#### Provided records
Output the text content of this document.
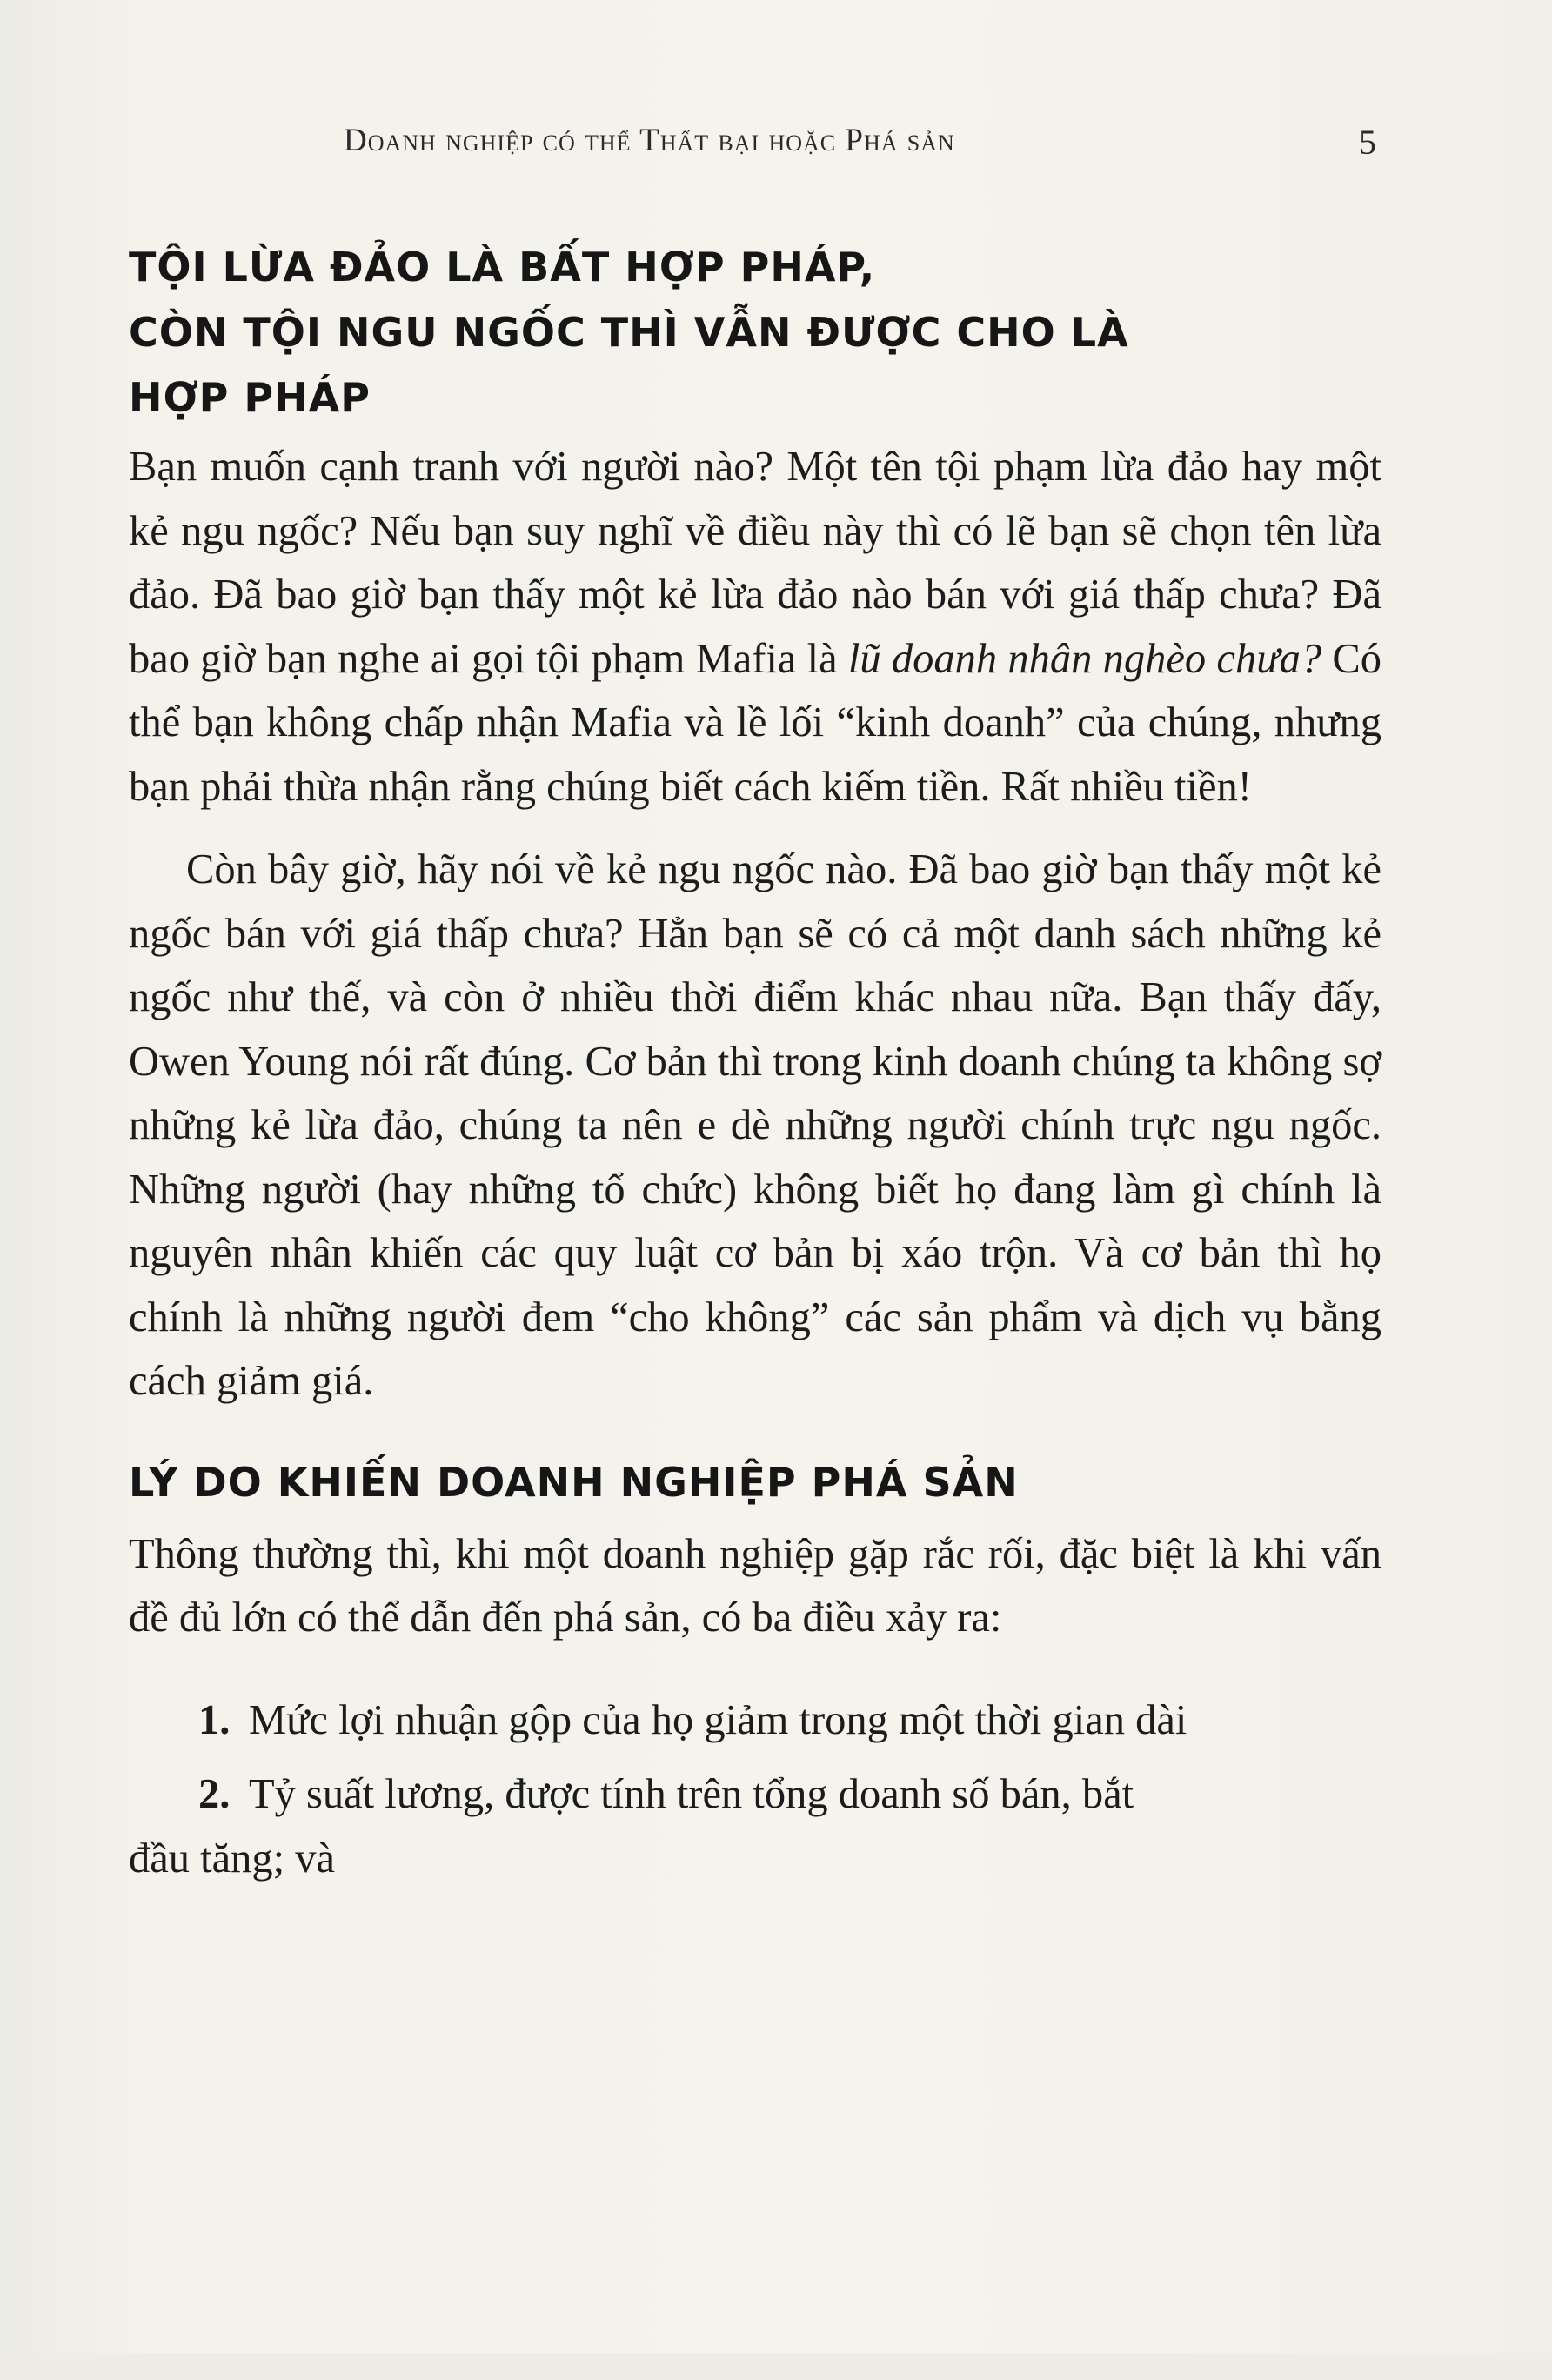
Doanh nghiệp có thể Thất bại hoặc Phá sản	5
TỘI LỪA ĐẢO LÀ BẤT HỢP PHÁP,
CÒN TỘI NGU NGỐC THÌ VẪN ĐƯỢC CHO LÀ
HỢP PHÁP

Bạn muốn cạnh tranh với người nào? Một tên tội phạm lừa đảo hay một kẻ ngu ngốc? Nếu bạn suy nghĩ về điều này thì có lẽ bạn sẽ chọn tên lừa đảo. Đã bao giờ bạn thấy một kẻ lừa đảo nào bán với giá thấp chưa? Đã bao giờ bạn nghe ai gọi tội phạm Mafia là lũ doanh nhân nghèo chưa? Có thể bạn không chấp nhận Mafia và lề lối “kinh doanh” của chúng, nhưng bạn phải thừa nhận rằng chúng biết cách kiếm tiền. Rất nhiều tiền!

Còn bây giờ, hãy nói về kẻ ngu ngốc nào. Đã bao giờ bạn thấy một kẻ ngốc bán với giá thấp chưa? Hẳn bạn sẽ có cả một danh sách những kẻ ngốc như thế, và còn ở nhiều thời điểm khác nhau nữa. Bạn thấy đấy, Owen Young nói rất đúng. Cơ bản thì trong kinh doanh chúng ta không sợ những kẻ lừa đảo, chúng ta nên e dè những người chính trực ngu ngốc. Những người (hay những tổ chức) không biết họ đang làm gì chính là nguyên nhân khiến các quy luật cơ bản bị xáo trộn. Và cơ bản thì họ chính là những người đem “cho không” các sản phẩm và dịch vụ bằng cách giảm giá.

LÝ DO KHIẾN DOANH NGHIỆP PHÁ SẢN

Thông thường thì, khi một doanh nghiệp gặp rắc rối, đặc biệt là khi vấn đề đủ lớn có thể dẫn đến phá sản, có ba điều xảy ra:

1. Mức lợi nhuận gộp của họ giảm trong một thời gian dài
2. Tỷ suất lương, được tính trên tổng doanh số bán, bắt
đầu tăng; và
########
# Given request
Transcribe the entries above verbatim, omitting their pictures.

# Task answer
Output the text content of this document.
Doanh nghiệp có thể Thất bại hoặc Phá sản	5
TỘI LỪA ĐẢO LÀ BẤT HỢP PHÁP,
CÒN TỘI NGU NGỐC THÌ VẪN ĐƯỢC CHO LÀ
HỢP PHÁP

Bạn muốn cạnh tranh với người nào? Một tên tội phạm lừa đảo hay một kẻ ngu ngốc? Nếu bạn suy nghĩ về điều này thì có lẽ bạn sẽ chọn tên lừa đảo. Đã bao giờ bạn thấy một kẻ lừa đảo nào bán với giá thấp chưa? Đã bao giờ bạn nghe ai gọi tội phạm Mafia là lũ doanh nhân nghèo chưa? Có thể bạn không chấp nhận Mafia và lề lối “kinh doanh” của chúng, nhưng bạn phải thừa nhận rằng chúng biết cách kiếm tiền. Rất nhiều tiền!

Còn bây giờ, hãy nói về kẻ ngu ngốc nào. Đã bao giờ bạn thấy một kẻ ngốc bán với giá thấp chưa? Hẳn bạn sẽ có cả một danh sách những kẻ ngốc như thế, và còn ở nhiều thời điểm khác nhau nữa. Bạn thấy đấy, Owen Young nói rất đúng. Cơ bản thì trong kinh doanh chúng ta không sợ những kẻ lừa đảo, chúng ta nên e dè những người chính trực ngu ngốc. Những người (hay những tổ chức) không biết họ đang làm gì chính là nguyên nhân khiến các quy luật cơ bản bị xáo trộn. Và cơ bản thì họ chính là những người đem “cho không” các sản phẩm và dịch vụ bằng cách giảm giá.

LÝ DO KHIẾN DOANH NGHIỆP PHÁ SẢN

Thông thường thì, khi một doanh nghiệp gặp rắc rối, đặc biệt là khi vấn đề đủ lớn có thể dẫn đến phá sản, có ba điều xảy ra:

1. Mức lợi nhuận gộp của họ giảm trong một thời gian dài
2. Tỷ suất lương, được tính trên tổng doanh số bán, bắt
đầu tăng; và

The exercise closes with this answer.